(Dataset entries)
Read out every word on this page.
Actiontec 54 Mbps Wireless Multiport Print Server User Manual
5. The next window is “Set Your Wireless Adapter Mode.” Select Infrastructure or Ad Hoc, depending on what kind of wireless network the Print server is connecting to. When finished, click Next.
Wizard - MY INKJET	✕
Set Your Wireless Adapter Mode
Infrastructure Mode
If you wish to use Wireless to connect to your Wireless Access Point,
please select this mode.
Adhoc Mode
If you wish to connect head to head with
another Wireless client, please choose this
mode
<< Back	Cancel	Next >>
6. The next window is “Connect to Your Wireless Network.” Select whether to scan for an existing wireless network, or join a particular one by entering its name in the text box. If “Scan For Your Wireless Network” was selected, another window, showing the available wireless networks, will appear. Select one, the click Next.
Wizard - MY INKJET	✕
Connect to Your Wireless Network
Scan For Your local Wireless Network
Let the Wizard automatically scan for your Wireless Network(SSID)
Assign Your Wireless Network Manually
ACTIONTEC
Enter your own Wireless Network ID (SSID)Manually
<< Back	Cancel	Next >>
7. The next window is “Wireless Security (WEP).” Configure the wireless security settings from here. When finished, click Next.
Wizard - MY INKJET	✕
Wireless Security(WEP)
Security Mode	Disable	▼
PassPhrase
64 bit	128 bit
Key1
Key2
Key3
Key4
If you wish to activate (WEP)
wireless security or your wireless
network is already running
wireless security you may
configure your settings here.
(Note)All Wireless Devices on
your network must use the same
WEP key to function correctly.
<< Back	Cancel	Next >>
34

### Exercise objective
Locate each line with the word "please" and copy it.

### Complete answer
please select this mode.
another Wireless client, please choose this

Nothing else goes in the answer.